**ページ抜粋:**
════

腹部外傷の病態は1.腹部外傷患者の診察の要点1.実質臓器損傷による出血と
2.管腔臓器損傷による腹膜炎である。
<現病歴>
受傷機転,受傷時間,場所,状況,搬入までの経過
<臨床所見>
全身所見:vital sign,多発外傷の有無,意識状態(ショックの有無の確認)
腹部所見:視診→打撲痕やシートベルト痕
理学的所見→Tenderness,Reboud tenderness(ブルンベルグ徴候),
Rigidity,Muscle guarding(筋性防御),腸雑音低下,腹部膨満
<諸検査>
血液検査:CBC(WBC,HCT, Hb)、血液ガス
Chemi(BUN,Crea, GOT,GPT,電解質,血糖,血中・尿中アミラーゼ)

════

データセットからの抜粋:
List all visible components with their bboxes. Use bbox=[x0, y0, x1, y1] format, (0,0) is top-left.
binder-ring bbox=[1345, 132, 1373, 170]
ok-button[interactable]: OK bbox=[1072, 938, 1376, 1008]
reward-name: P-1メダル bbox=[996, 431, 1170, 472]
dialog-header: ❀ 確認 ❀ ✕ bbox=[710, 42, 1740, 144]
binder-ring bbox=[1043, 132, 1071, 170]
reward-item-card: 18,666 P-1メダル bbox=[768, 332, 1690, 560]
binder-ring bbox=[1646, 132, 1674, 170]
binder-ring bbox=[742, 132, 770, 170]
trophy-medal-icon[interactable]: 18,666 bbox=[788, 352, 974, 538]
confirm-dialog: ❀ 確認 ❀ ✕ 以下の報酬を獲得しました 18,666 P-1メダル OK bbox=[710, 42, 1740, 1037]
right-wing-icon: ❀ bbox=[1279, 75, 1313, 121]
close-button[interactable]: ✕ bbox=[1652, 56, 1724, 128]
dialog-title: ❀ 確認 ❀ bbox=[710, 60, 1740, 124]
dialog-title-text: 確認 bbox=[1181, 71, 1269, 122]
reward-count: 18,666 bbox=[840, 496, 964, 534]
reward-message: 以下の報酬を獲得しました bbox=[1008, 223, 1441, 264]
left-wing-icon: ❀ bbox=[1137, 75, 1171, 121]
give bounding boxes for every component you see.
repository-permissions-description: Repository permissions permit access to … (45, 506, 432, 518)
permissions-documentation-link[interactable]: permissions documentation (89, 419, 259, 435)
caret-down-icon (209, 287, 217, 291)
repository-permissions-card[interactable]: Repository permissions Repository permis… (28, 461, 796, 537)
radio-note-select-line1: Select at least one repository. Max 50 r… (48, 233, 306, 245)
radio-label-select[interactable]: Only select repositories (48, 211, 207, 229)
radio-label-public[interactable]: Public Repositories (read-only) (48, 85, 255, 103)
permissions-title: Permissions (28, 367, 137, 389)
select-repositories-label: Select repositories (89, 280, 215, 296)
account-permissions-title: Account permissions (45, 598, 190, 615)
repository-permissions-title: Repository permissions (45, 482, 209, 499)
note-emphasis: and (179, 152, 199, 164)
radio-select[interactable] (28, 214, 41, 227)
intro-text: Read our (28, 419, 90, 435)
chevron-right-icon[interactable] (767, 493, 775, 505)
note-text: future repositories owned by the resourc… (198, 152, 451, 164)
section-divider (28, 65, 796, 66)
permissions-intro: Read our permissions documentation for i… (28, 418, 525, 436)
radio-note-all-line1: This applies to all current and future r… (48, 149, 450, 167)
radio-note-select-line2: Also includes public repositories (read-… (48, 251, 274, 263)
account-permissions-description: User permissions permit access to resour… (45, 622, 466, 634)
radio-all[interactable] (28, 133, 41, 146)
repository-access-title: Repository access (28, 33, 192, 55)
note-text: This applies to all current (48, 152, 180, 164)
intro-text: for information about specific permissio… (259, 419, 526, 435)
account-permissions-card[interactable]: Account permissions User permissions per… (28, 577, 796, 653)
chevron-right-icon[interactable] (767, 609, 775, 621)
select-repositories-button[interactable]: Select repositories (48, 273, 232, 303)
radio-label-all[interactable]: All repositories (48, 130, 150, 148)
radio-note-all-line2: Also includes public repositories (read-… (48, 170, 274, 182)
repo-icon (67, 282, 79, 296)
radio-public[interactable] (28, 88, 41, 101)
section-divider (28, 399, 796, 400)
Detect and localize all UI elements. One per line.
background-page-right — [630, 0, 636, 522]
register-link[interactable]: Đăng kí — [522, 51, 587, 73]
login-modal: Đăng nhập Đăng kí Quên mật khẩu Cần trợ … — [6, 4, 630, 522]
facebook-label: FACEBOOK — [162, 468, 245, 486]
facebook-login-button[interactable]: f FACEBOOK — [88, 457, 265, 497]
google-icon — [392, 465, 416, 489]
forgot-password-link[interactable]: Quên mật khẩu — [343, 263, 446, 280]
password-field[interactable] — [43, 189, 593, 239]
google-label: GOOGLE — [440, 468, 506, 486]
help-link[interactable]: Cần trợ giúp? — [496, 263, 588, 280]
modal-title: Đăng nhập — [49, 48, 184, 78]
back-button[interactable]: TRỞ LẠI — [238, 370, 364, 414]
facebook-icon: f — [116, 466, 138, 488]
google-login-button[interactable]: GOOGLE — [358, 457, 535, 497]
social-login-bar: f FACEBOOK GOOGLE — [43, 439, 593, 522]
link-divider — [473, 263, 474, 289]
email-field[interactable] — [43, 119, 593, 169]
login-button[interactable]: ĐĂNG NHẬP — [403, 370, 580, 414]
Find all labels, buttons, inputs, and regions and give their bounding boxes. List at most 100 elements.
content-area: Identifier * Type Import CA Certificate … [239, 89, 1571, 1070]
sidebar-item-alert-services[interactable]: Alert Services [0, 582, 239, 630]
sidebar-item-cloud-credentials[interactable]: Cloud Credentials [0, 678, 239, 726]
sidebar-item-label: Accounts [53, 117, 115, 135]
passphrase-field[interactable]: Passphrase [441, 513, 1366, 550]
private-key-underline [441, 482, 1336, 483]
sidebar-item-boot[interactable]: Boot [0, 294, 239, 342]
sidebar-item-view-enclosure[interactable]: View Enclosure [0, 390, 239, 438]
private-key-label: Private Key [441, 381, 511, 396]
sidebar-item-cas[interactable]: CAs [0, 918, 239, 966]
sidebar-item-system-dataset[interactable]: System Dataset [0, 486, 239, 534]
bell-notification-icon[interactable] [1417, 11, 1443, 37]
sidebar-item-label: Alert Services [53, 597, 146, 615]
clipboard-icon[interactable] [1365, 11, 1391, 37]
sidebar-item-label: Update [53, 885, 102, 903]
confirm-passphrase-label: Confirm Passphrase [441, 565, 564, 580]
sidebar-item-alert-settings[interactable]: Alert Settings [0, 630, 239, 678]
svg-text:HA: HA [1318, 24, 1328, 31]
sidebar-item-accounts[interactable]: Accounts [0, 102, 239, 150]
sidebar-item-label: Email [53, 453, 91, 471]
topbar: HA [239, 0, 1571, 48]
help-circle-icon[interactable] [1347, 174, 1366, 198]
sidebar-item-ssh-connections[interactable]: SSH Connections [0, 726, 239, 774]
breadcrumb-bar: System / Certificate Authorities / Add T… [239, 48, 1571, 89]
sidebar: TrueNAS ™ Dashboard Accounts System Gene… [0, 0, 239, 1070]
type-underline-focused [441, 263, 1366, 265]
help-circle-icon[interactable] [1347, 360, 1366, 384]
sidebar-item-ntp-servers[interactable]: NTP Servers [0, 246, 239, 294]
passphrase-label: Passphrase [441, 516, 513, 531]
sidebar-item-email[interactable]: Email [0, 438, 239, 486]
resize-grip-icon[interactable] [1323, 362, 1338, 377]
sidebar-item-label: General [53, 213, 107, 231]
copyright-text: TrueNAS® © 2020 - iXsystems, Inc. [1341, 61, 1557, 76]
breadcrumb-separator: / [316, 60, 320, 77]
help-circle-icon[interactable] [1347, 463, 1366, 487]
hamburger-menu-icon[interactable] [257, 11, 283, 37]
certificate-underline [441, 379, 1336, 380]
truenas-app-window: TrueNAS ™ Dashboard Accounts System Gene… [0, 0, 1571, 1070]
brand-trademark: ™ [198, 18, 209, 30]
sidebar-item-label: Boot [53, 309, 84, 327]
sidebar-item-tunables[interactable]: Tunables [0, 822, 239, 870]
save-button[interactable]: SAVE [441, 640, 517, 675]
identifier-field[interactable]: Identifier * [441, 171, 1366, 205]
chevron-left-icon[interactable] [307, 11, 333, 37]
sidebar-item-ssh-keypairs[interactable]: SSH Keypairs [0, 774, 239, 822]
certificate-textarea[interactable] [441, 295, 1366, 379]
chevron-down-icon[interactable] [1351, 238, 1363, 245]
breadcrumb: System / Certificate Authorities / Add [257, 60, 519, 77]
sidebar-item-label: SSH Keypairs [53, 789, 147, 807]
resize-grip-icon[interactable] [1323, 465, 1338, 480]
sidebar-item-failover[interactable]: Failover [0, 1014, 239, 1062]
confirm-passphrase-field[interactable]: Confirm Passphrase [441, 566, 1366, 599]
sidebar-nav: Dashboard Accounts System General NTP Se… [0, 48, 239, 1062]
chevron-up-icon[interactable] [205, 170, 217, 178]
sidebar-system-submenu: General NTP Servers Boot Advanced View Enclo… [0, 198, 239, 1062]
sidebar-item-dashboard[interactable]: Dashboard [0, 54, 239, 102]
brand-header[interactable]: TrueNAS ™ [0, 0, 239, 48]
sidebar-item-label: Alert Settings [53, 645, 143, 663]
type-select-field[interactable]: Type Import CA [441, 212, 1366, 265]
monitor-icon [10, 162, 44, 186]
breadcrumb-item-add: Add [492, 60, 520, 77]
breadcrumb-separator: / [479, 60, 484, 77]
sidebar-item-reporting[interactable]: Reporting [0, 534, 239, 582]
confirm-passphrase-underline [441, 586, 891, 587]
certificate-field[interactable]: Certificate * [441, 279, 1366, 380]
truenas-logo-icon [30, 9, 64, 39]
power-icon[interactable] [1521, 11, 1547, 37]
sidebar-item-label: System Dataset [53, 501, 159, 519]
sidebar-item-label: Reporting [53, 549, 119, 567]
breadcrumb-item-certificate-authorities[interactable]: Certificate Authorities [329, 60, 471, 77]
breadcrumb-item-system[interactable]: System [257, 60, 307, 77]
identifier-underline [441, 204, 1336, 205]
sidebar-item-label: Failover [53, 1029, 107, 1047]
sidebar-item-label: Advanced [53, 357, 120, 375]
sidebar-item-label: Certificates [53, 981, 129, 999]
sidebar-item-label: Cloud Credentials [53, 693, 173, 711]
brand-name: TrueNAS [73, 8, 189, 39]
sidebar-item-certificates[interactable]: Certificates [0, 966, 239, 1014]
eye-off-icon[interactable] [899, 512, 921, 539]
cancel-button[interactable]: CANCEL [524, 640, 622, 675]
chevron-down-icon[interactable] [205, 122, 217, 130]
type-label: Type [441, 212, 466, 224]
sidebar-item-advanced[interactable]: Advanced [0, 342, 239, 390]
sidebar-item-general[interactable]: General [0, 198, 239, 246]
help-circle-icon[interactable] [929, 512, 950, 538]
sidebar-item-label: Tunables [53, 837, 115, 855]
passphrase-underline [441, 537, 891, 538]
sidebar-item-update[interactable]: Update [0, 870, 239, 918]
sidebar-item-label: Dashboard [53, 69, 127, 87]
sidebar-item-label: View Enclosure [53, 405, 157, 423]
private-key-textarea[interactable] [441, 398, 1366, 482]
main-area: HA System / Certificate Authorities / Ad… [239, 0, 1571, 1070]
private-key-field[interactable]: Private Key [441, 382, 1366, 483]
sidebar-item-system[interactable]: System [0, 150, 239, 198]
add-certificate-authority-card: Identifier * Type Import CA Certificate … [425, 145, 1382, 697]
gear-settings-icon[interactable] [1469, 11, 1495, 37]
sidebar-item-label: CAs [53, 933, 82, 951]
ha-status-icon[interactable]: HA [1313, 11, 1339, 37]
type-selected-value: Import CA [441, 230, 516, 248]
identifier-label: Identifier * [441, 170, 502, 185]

════

**取り組む課題:**
A. 腹部外傷の文章から、「腹部外傷の病態は1.腹部外傷患者の診察の要点1.実質臓器損傷による出血と」から「血糖,血中・尿中アミラーゼ)」までを、両端の語句も含めてそのとおりに書き写すこと。
B. 腹部外傷の文章を、示されている末尾の続きから書き進めること。

**課題の解答:**
A.
腹部外傷の病態は1.腹部外傷患者の診察の要点1.実質臓器損傷による出血と
2.管腔臓器損傷による腹膜炎である。
<現病歴>
受傷機転,受傷時間,場所,状況,搬入までの経過
<臨床所見>
全身所見:vital sign,多発外傷の有無,意識状態(ショックの有無の確認)
腹部所見:視診→打撲痕やシートベルト痕
理学的所見→Tenderness,Reboud tenderness(ブルンベルグ徴候),
Rigidity,Muscle guarding(筋性防御),腸雑音低下,腹部膨満
<諸検査>
血液検査:CBC(WBC,HCT, Hb)、血液ガス
Chemi(BUN,Crea, GOT,GPT,電解質,血糖,血中・尿中アミラーゼ)

B.
血液型・交叉(手術や輸血必要例,はっきりしない場合は型のみ)
検 尿:血尿,蛋白尿(沈渣)
画像診断:腹部単純撮影(ABD,KUB)、胸部単純
立位をとれない場合は左右側臥位
急変の可能性のある患者は出張撮影とする
Echo,CT,血管造影などの特殊検査は原則として上医が
オーダーする
*緊急処置を要する状態か否かを診察始めにまず判別する
*受傷状況は本人,家族,救急隊員などからできる限り詳しく聴取する
*鈍的外傷の患者では多発外傷の頻度が高いので,腹部損傷に気を取られて
他の損傷を見逃したり,またその逆に他の損傷に注意が集中して腹部損傷
を見逃したりするする事の無いよう,合併損傷の有無,程度,優先性に注
意すること(特に外力の大きな外傷→交通事故,転落など)
*飲酒者の場合は所見がはっきりしないことがあるので,醒めるまでは経過
観察する
*鎮痛剤は投与してはならない(症状のマスクや疼痛除去によるショック誘発の危険性)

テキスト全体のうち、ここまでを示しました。